» **DATA FOR THE TASK**:
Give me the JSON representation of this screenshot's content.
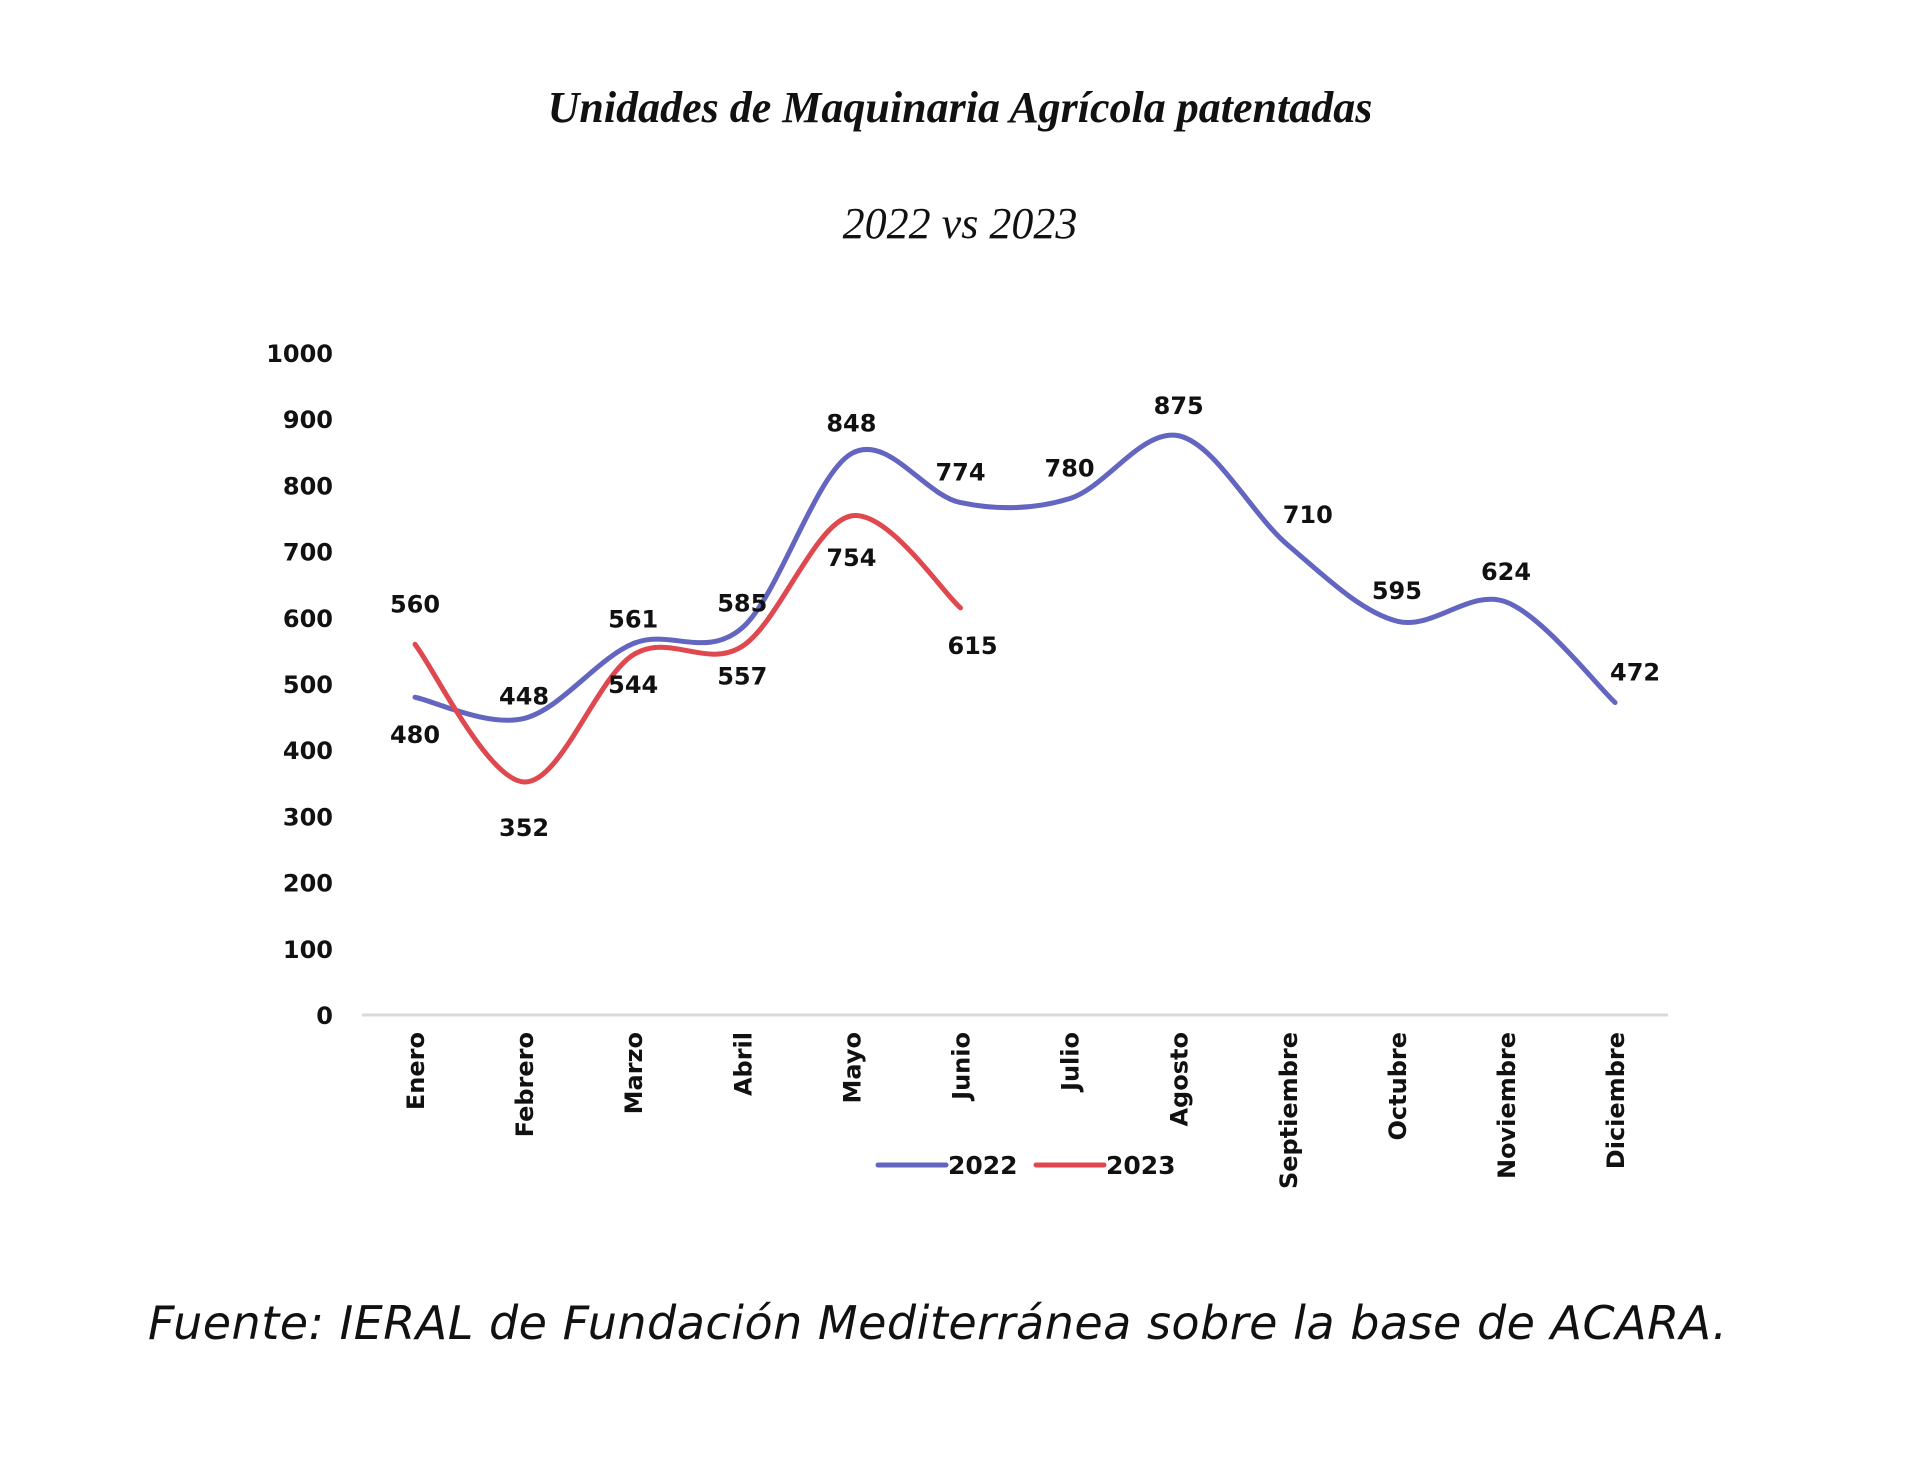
{
  "chart_data": {
    "type": "line",
    "title": "Unidades de Maquinaria Agrícola patentadas",
    "subtitle": "2022 vs 2023",
    "xlabel": "",
    "ylabel": "",
    "ylim": [
      0,
      1000
    ],
    "yticks": [
      0,
      100,
      200,
      300,
      400,
      500,
      600,
      700,
      800,
      900,
      1000
    ],
    "grid": false,
    "legend": "bottom",
    "categories": [
      "Enero",
      "Febrero",
      "Marzo",
      "Abril",
      "Mayo",
      "Junio",
      "Julio",
      "Agosto",
      "Septiembre",
      "Octubre",
      "Noviembre",
      "Diciembre"
    ],
    "series": [
      {
        "name": "2022",
        "color": "#6366c0",
        "values": [
          480,
          448,
          561,
          585,
          848,
          774,
          780,
          875,
          710,
          595,
          624,
          472
        ]
      },
      {
        "name": "2023",
        "color": "#e0484f",
        "values": [
          560,
          352,
          544,
          557,
          754,
          615,
          null,
          null,
          null,
          null,
          null,
          null
        ]
      }
    ]
  },
  "source": "Fuente: IERAL de Fundación Mediterránea sobre la base de ACARA."
}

» **EXERCISE REQUIREMENTS**: Write out the records above once more, word for word, with no pictures.

» **WORKED ANSWER**:
Give me the JSON representation of this screenshot's content.
{
  "chart_data": {
    "type": "line",
    "title": "Unidades de Maquinaria Agrícola patentadas",
    "subtitle": "2022 vs 2023",
    "xlabel": "",
    "ylabel": "",
    "ylim": [
      0,
      1000
    ],
    "yticks": [
      0,
      100,
      200,
      300,
      400,
      500,
      600,
      700,
      800,
      900,
      1000
    ],
    "grid": false,
    "legend": "bottom",
    "categories": [
      "Enero",
      "Febrero",
      "Marzo",
      "Abril",
      "Mayo",
      "Junio",
      "Julio",
      "Agosto",
      "Septiembre",
      "Octubre",
      "Noviembre",
      "Diciembre"
    ],
    "series": [
      {
        "name": "2022",
        "color": "#6366c0",
        "values": [
          480,
          448,
          561,
          585,
          848,
          774,
          780,
          875,
          710,
          595,
          624,
          472
        ]
      },
      {
        "name": "2023",
        "color": "#e0484f",
        "values": [
          560,
          352,
          544,
          557,
          754,
          615,
          null,
          null,
          null,
          null,
          null,
          null
        ]
      }
    ]
  },
  "source": "Fuente: IERAL de Fundación Mediterránea sobre la base de ACARA."
}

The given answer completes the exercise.